**Task instructions**
Return every line below as is, leaving out the pictures.
[Begin Input for this task]
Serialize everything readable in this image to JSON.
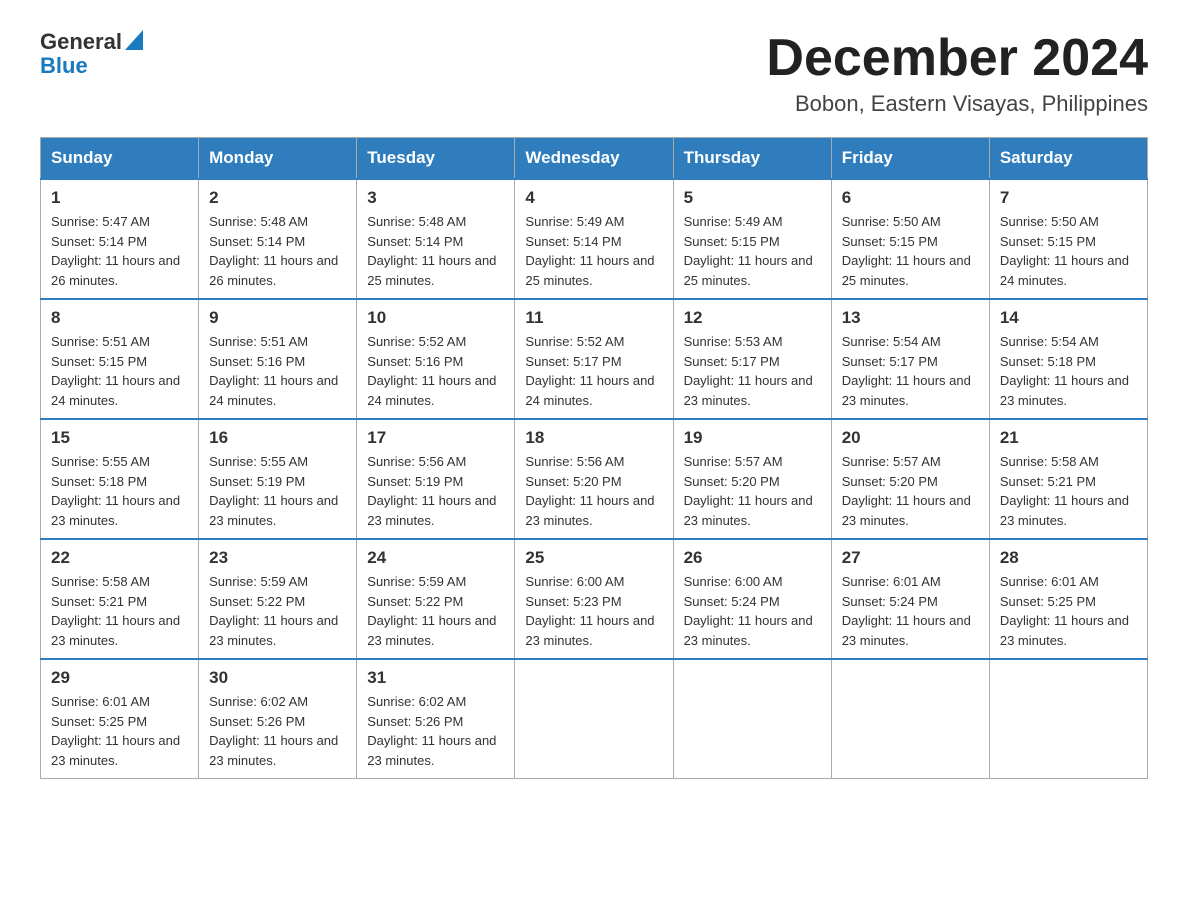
{
  "logo": {
    "text_general": "General",
    "text_blue": "Blue",
    "aria": "GeneralBlue logo"
  },
  "title": {
    "month_year": "December 2024",
    "location": "Bobon, Eastern Visayas, Philippines"
  },
  "days_header": [
    "Sunday",
    "Monday",
    "Tuesday",
    "Wednesday",
    "Thursday",
    "Friday",
    "Saturday"
  ],
  "weeks": [
    [
      {
        "day": "1",
        "sunrise": "Sunrise: 5:47 AM",
        "sunset": "Sunset: 5:14 PM",
        "daylight": "Daylight: 11 hours and 26 minutes."
      },
      {
        "day": "2",
        "sunrise": "Sunrise: 5:48 AM",
        "sunset": "Sunset: 5:14 PM",
        "daylight": "Daylight: 11 hours and 26 minutes."
      },
      {
        "day": "3",
        "sunrise": "Sunrise: 5:48 AM",
        "sunset": "Sunset: 5:14 PM",
        "daylight": "Daylight: 11 hours and 25 minutes."
      },
      {
        "day": "4",
        "sunrise": "Sunrise: 5:49 AM",
        "sunset": "Sunset: 5:14 PM",
        "daylight": "Daylight: 11 hours and 25 minutes."
      },
      {
        "day": "5",
        "sunrise": "Sunrise: 5:49 AM",
        "sunset": "Sunset: 5:15 PM",
        "daylight": "Daylight: 11 hours and 25 minutes."
      },
      {
        "day": "6",
        "sunrise": "Sunrise: 5:50 AM",
        "sunset": "Sunset: 5:15 PM",
        "daylight": "Daylight: 11 hours and 25 minutes."
      },
      {
        "day": "7",
        "sunrise": "Sunrise: 5:50 AM",
        "sunset": "Sunset: 5:15 PM",
        "daylight": "Daylight: 11 hours and 24 minutes."
      }
    ],
    [
      {
        "day": "8",
        "sunrise": "Sunrise: 5:51 AM",
        "sunset": "Sunset: 5:15 PM",
        "daylight": "Daylight: 11 hours and 24 minutes."
      },
      {
        "day": "9",
        "sunrise": "Sunrise: 5:51 AM",
        "sunset": "Sunset: 5:16 PM",
        "daylight": "Daylight: 11 hours and 24 minutes."
      },
      {
        "day": "10",
        "sunrise": "Sunrise: 5:52 AM",
        "sunset": "Sunset: 5:16 PM",
        "daylight": "Daylight: 11 hours and 24 minutes."
      },
      {
        "day": "11",
        "sunrise": "Sunrise: 5:52 AM",
        "sunset": "Sunset: 5:17 PM",
        "daylight": "Daylight: 11 hours and 24 minutes."
      },
      {
        "day": "12",
        "sunrise": "Sunrise: 5:53 AM",
        "sunset": "Sunset: 5:17 PM",
        "daylight": "Daylight: 11 hours and 23 minutes."
      },
      {
        "day": "13",
        "sunrise": "Sunrise: 5:54 AM",
        "sunset": "Sunset: 5:17 PM",
        "daylight": "Daylight: 11 hours and 23 minutes."
      },
      {
        "day": "14",
        "sunrise": "Sunrise: 5:54 AM",
        "sunset": "Sunset: 5:18 PM",
        "daylight": "Daylight: 11 hours and 23 minutes."
      }
    ],
    [
      {
        "day": "15",
        "sunrise": "Sunrise: 5:55 AM",
        "sunset": "Sunset: 5:18 PM",
        "daylight": "Daylight: 11 hours and 23 minutes."
      },
      {
        "day": "16",
        "sunrise": "Sunrise: 5:55 AM",
        "sunset": "Sunset: 5:19 PM",
        "daylight": "Daylight: 11 hours and 23 minutes."
      },
      {
        "day": "17",
        "sunrise": "Sunrise: 5:56 AM",
        "sunset": "Sunset: 5:19 PM",
        "daylight": "Daylight: 11 hours and 23 minutes."
      },
      {
        "day": "18",
        "sunrise": "Sunrise: 5:56 AM",
        "sunset": "Sunset: 5:20 PM",
        "daylight": "Daylight: 11 hours and 23 minutes."
      },
      {
        "day": "19",
        "sunrise": "Sunrise: 5:57 AM",
        "sunset": "Sunset: 5:20 PM",
        "daylight": "Daylight: 11 hours and 23 minutes."
      },
      {
        "day": "20",
        "sunrise": "Sunrise: 5:57 AM",
        "sunset": "Sunset: 5:20 PM",
        "daylight": "Daylight: 11 hours and 23 minutes."
      },
      {
        "day": "21",
        "sunrise": "Sunrise: 5:58 AM",
        "sunset": "Sunset: 5:21 PM",
        "daylight": "Daylight: 11 hours and 23 minutes."
      }
    ],
    [
      {
        "day": "22",
        "sunrise": "Sunrise: 5:58 AM",
        "sunset": "Sunset: 5:21 PM",
        "daylight": "Daylight: 11 hours and 23 minutes."
      },
      {
        "day": "23",
        "sunrise": "Sunrise: 5:59 AM",
        "sunset": "Sunset: 5:22 PM",
        "daylight": "Daylight: 11 hours and 23 minutes."
      },
      {
        "day": "24",
        "sunrise": "Sunrise: 5:59 AM",
        "sunset": "Sunset: 5:22 PM",
        "daylight": "Daylight: 11 hours and 23 minutes."
      },
      {
        "day": "25",
        "sunrise": "Sunrise: 6:00 AM",
        "sunset": "Sunset: 5:23 PM",
        "daylight": "Daylight: 11 hours and 23 minutes."
      },
      {
        "day": "26",
        "sunrise": "Sunrise: 6:00 AM",
        "sunset": "Sunset: 5:24 PM",
        "daylight": "Daylight: 11 hours and 23 minutes."
      },
      {
        "day": "27",
        "sunrise": "Sunrise: 6:01 AM",
        "sunset": "Sunset: 5:24 PM",
        "daylight": "Daylight: 11 hours and 23 minutes."
      },
      {
        "day": "28",
        "sunrise": "Sunrise: 6:01 AM",
        "sunset": "Sunset: 5:25 PM",
        "daylight": "Daylight: 11 hours and 23 minutes."
      }
    ],
    [
      {
        "day": "29",
        "sunrise": "Sunrise: 6:01 AM",
        "sunset": "Sunset: 5:25 PM",
        "daylight": "Daylight: 11 hours and 23 minutes."
      },
      {
        "day": "30",
        "sunrise": "Sunrise: 6:02 AM",
        "sunset": "Sunset: 5:26 PM",
        "daylight": "Daylight: 11 hours and 23 minutes."
      },
      {
        "day": "31",
        "sunrise": "Sunrise: 6:02 AM",
        "sunset": "Sunset: 5:26 PM",
        "daylight": "Daylight: 11 hours and 23 minutes."
      },
      null,
      null,
      null,
      null
    ]
  ]
}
[End Input for this task]
**Written solution**
Serialize everything readable in this image to JSON.
{
  "logo": {
    "text_general": "General",
    "text_blue": "Blue",
    "aria": "GeneralBlue logo"
  },
  "title": {
    "month_year": "December 2024",
    "location": "Bobon, Eastern Visayas, Philippines"
  },
  "days_header": [
    "Sunday",
    "Monday",
    "Tuesday",
    "Wednesday",
    "Thursday",
    "Friday",
    "Saturday"
  ],
  "weeks": [
    [
      {
        "day": "1",
        "sunrise": "Sunrise: 5:47 AM",
        "sunset": "Sunset: 5:14 PM",
        "daylight": "Daylight: 11 hours and 26 minutes."
      },
      {
        "day": "2",
        "sunrise": "Sunrise: 5:48 AM",
        "sunset": "Sunset: 5:14 PM",
        "daylight": "Daylight: 11 hours and 26 minutes."
      },
      {
        "day": "3",
        "sunrise": "Sunrise: 5:48 AM",
        "sunset": "Sunset: 5:14 PM",
        "daylight": "Daylight: 11 hours and 25 minutes."
      },
      {
        "day": "4",
        "sunrise": "Sunrise: 5:49 AM",
        "sunset": "Sunset: 5:14 PM",
        "daylight": "Daylight: 11 hours and 25 minutes."
      },
      {
        "day": "5",
        "sunrise": "Sunrise: 5:49 AM",
        "sunset": "Sunset: 5:15 PM",
        "daylight": "Daylight: 11 hours and 25 minutes."
      },
      {
        "day": "6",
        "sunrise": "Sunrise: 5:50 AM",
        "sunset": "Sunset: 5:15 PM",
        "daylight": "Daylight: 11 hours and 25 minutes."
      },
      {
        "day": "7",
        "sunrise": "Sunrise: 5:50 AM",
        "sunset": "Sunset: 5:15 PM",
        "daylight": "Daylight: 11 hours and 24 minutes."
      }
    ],
    [
      {
        "day": "8",
        "sunrise": "Sunrise: 5:51 AM",
        "sunset": "Sunset: 5:15 PM",
        "daylight": "Daylight: 11 hours and 24 minutes."
      },
      {
        "day": "9",
        "sunrise": "Sunrise: 5:51 AM",
        "sunset": "Sunset: 5:16 PM",
        "daylight": "Daylight: 11 hours and 24 minutes."
      },
      {
        "day": "10",
        "sunrise": "Sunrise: 5:52 AM",
        "sunset": "Sunset: 5:16 PM",
        "daylight": "Daylight: 11 hours and 24 minutes."
      },
      {
        "day": "11",
        "sunrise": "Sunrise: 5:52 AM",
        "sunset": "Sunset: 5:17 PM",
        "daylight": "Daylight: 11 hours and 24 minutes."
      },
      {
        "day": "12",
        "sunrise": "Sunrise: 5:53 AM",
        "sunset": "Sunset: 5:17 PM",
        "daylight": "Daylight: 11 hours and 23 minutes."
      },
      {
        "day": "13",
        "sunrise": "Sunrise: 5:54 AM",
        "sunset": "Sunset: 5:17 PM",
        "daylight": "Daylight: 11 hours and 23 minutes."
      },
      {
        "day": "14",
        "sunrise": "Sunrise: 5:54 AM",
        "sunset": "Sunset: 5:18 PM",
        "daylight": "Daylight: 11 hours and 23 minutes."
      }
    ],
    [
      {
        "day": "15",
        "sunrise": "Sunrise: 5:55 AM",
        "sunset": "Sunset: 5:18 PM",
        "daylight": "Daylight: 11 hours and 23 minutes."
      },
      {
        "day": "16",
        "sunrise": "Sunrise: 5:55 AM",
        "sunset": "Sunset: 5:19 PM",
        "daylight": "Daylight: 11 hours and 23 minutes."
      },
      {
        "day": "17",
        "sunrise": "Sunrise: 5:56 AM",
        "sunset": "Sunset: 5:19 PM",
        "daylight": "Daylight: 11 hours and 23 minutes."
      },
      {
        "day": "18",
        "sunrise": "Sunrise: 5:56 AM",
        "sunset": "Sunset: 5:20 PM",
        "daylight": "Daylight: 11 hours and 23 minutes."
      },
      {
        "day": "19",
        "sunrise": "Sunrise: 5:57 AM",
        "sunset": "Sunset: 5:20 PM",
        "daylight": "Daylight: 11 hours and 23 minutes."
      },
      {
        "day": "20",
        "sunrise": "Sunrise: 5:57 AM",
        "sunset": "Sunset: 5:20 PM",
        "daylight": "Daylight: 11 hours and 23 minutes."
      },
      {
        "day": "21",
        "sunrise": "Sunrise: 5:58 AM",
        "sunset": "Sunset: 5:21 PM",
        "daylight": "Daylight: 11 hours and 23 minutes."
      }
    ],
    [
      {
        "day": "22",
        "sunrise": "Sunrise: 5:58 AM",
        "sunset": "Sunset: 5:21 PM",
        "daylight": "Daylight: 11 hours and 23 minutes."
      },
      {
        "day": "23",
        "sunrise": "Sunrise: 5:59 AM",
        "sunset": "Sunset: 5:22 PM",
        "daylight": "Daylight: 11 hours and 23 minutes."
      },
      {
        "day": "24",
        "sunrise": "Sunrise: 5:59 AM",
        "sunset": "Sunset: 5:22 PM",
        "daylight": "Daylight: 11 hours and 23 minutes."
      },
      {
        "day": "25",
        "sunrise": "Sunrise: 6:00 AM",
        "sunset": "Sunset: 5:23 PM",
        "daylight": "Daylight: 11 hours and 23 minutes."
      },
      {
        "day": "26",
        "sunrise": "Sunrise: 6:00 AM",
        "sunset": "Sunset: 5:24 PM",
        "daylight": "Daylight: 11 hours and 23 minutes."
      },
      {
        "day": "27",
        "sunrise": "Sunrise: 6:01 AM",
        "sunset": "Sunset: 5:24 PM",
        "daylight": "Daylight: 11 hours and 23 minutes."
      },
      {
        "day": "28",
        "sunrise": "Sunrise: 6:01 AM",
        "sunset": "Sunset: 5:25 PM",
        "daylight": "Daylight: 11 hours and 23 minutes."
      }
    ],
    [
      {
        "day": "29",
        "sunrise": "Sunrise: 6:01 AM",
        "sunset": "Sunset: 5:25 PM",
        "daylight": "Daylight: 11 hours and 23 minutes."
      },
      {
        "day": "30",
        "sunrise": "Sunrise: 6:02 AM",
        "sunset": "Sunset: 5:26 PM",
        "daylight": "Daylight: 11 hours and 23 minutes."
      },
      {
        "day": "31",
        "sunrise": "Sunrise: 6:02 AM",
        "sunset": "Sunset: 5:26 PM",
        "daylight": "Daylight: 11 hours and 23 minutes."
      },
      null,
      null,
      null,
      null
    ]
  ]
}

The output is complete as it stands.